[Opening Records to process section]

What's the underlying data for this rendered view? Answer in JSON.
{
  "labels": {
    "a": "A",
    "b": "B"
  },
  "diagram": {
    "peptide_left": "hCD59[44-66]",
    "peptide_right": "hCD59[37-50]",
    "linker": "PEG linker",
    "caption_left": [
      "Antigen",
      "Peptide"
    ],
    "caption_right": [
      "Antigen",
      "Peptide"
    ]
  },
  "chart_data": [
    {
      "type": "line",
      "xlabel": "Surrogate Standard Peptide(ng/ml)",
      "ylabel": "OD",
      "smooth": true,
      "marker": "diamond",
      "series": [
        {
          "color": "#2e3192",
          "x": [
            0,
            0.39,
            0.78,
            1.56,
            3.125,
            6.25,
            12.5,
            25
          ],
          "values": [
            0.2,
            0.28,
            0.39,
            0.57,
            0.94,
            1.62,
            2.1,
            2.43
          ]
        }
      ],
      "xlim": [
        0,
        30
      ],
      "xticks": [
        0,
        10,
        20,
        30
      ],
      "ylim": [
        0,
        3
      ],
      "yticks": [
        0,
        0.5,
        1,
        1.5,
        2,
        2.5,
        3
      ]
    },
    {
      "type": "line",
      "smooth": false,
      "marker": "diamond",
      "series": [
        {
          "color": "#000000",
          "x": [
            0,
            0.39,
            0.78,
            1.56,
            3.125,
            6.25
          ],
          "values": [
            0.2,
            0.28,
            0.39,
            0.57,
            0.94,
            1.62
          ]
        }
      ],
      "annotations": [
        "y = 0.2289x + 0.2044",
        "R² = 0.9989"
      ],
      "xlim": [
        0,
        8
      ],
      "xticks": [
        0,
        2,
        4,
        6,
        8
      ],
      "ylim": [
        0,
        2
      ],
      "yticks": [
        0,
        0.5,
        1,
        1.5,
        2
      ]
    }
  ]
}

[Closing Records to process section]
[Opening Records to process section]

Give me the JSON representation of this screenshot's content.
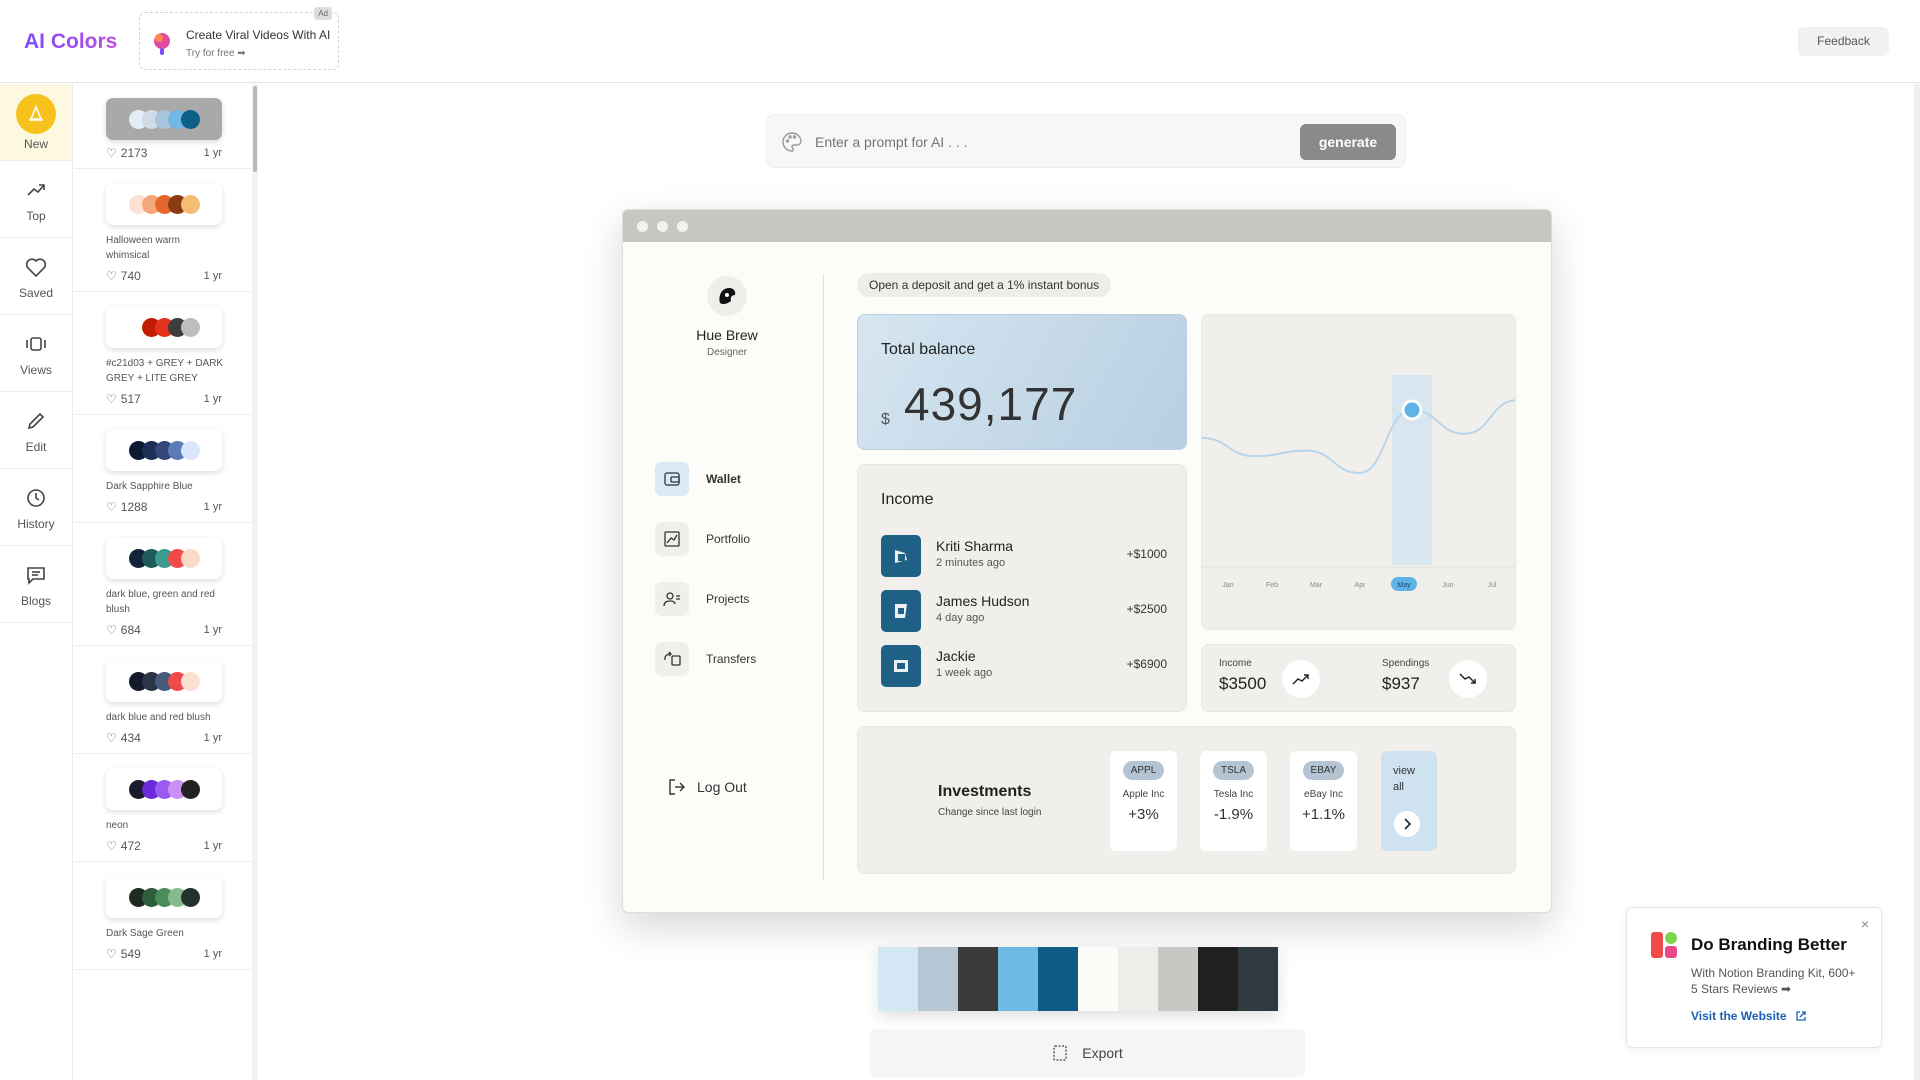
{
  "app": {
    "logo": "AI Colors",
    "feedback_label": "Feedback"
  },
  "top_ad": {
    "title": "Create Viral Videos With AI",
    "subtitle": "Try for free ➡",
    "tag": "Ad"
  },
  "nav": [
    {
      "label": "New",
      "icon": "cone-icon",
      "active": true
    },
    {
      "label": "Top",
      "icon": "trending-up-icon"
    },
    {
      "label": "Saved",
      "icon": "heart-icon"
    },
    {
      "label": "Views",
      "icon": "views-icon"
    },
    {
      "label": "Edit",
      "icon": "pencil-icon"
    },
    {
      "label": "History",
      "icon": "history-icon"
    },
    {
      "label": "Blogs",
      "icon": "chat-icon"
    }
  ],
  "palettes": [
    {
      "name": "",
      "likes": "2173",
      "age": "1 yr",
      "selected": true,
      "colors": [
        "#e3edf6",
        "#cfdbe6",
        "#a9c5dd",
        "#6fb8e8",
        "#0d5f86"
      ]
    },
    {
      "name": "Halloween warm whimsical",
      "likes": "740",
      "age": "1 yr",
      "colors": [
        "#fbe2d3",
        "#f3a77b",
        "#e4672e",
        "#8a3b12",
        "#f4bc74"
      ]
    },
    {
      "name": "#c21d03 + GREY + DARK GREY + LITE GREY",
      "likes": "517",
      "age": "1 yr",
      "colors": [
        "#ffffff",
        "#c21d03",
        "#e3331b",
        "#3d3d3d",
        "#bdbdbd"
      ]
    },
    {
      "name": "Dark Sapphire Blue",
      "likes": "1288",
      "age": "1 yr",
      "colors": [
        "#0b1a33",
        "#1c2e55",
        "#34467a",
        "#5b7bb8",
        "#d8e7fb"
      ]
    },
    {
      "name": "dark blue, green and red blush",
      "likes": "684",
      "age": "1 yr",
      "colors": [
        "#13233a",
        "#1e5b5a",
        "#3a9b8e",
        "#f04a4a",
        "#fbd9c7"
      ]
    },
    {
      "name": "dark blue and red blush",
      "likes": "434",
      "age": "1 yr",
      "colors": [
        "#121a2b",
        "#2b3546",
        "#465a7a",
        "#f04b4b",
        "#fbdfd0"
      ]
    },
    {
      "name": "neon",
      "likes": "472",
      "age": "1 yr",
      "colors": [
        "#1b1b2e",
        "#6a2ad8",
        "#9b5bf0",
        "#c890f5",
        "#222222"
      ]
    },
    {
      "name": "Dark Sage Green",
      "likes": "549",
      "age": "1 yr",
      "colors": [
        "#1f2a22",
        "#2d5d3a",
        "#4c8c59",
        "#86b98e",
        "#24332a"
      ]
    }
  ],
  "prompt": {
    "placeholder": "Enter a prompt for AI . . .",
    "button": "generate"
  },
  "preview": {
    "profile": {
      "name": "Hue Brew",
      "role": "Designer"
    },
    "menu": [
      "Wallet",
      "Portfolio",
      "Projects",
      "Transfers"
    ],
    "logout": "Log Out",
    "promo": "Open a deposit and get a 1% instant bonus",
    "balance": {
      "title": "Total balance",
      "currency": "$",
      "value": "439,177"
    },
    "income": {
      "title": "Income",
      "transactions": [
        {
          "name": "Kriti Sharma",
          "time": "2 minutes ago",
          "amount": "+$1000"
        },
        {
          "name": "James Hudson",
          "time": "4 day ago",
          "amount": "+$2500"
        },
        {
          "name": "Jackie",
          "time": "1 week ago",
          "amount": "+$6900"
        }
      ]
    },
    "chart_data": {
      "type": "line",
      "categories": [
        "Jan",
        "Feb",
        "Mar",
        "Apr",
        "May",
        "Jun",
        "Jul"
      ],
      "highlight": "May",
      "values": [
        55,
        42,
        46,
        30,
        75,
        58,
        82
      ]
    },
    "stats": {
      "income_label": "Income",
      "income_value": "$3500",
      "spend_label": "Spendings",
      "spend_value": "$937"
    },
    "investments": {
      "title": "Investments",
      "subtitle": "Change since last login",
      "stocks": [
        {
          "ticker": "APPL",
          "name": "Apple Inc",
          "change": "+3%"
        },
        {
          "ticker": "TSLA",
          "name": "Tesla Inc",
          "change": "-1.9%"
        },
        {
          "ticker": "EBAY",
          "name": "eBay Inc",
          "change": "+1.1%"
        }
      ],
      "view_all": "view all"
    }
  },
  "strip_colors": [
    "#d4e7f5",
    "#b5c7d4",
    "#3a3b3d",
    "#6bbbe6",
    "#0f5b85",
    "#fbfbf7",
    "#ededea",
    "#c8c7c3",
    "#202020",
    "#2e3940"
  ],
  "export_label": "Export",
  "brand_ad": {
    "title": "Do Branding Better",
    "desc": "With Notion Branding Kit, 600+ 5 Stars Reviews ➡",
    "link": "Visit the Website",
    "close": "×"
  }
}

[Closing Records to process section]

Your assignment: Check each line in the listing above for the string "this", then report how many lines contain it, with no other text.

Result of the task: 2